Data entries

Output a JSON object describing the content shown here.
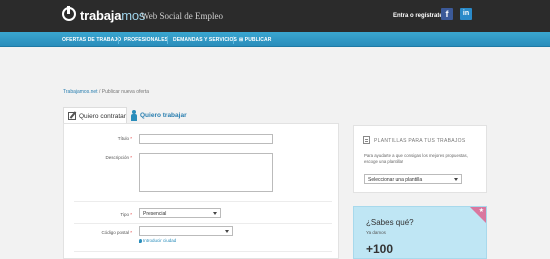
{
  "header": {
    "logo_text": "trabaja",
    "logo_text_hl": "mos",
    "tagline": "Web Social de Empleo",
    "login_link": "Entra o regístrate",
    "facebook_glyph": "f",
    "linkedin_glyph": "in"
  },
  "nav": {
    "items": [
      {
        "label": "OFERTAS DE TRABAJO"
      },
      {
        "label": "PROFESIONALES"
      },
      {
        "label": "DEMANDAS Y SERVICIOS"
      },
      {
        "label": "⊞ PUBLICAR"
      }
    ]
  },
  "breadcrumb": {
    "home": "Trabajamos.net",
    "separator": " / ",
    "current": "Publicar nueva oferta"
  },
  "tabs": {
    "hire": "Quiero contratar",
    "work": "Quiero trabajar"
  },
  "form": {
    "title_label": "Título",
    "description_label": "Descripción",
    "type_label": "Tipo",
    "type_value": "Presencial",
    "postal_label": "Código postal",
    "postal_hint": "Introducir ciudad",
    "required_mark": "*"
  },
  "templates": {
    "title": "PLANTILLAS PARA TUS TRABAJOS",
    "description": "Para ayudarte a que consigas los mejores propuestas, escoge una plantilla!",
    "select_value": "Seleccionar una plantilla"
  },
  "promo": {
    "title": "¿Sabes qué?",
    "subtitle": "Ya damos",
    "number": "+100",
    "ribbon_icon": "★"
  },
  "colors": {
    "topbar": "#2b2b2b",
    "navbar": "#2a8dbb",
    "accent": "#2a8dbb",
    "promo_bg": "#bfe6f4",
    "ribbon": "#d9779f"
  }
}
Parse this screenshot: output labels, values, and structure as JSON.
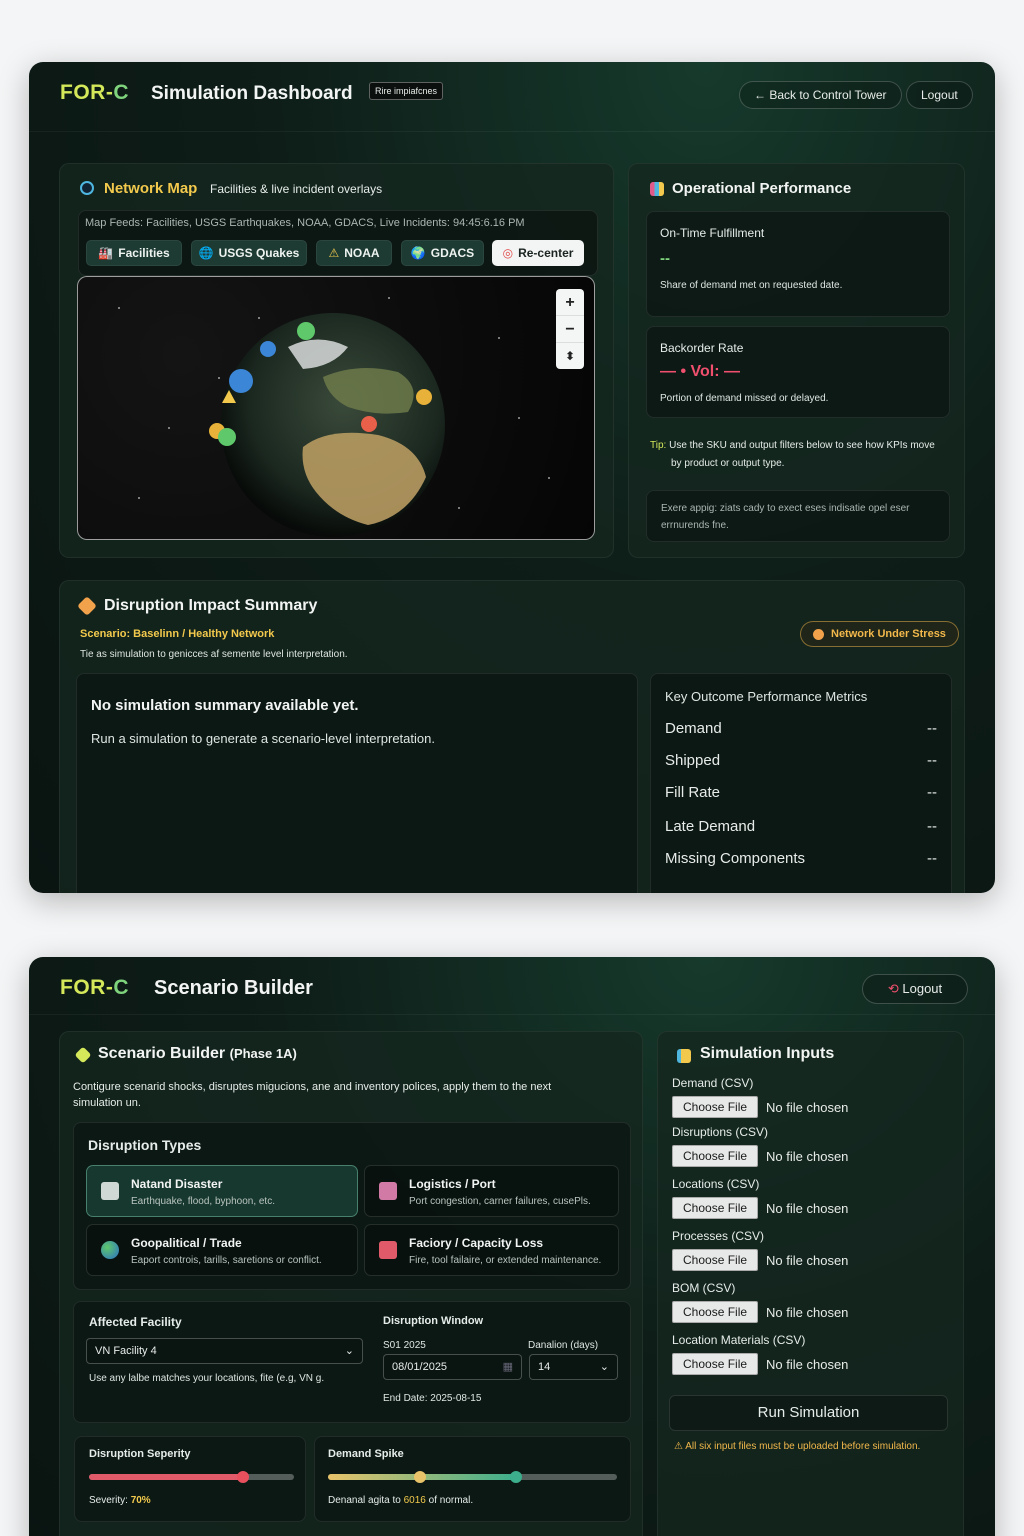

Stated goal -> What is the number of lines that hold the string "JSON"? Give it alone.

Output for this exercise -> 2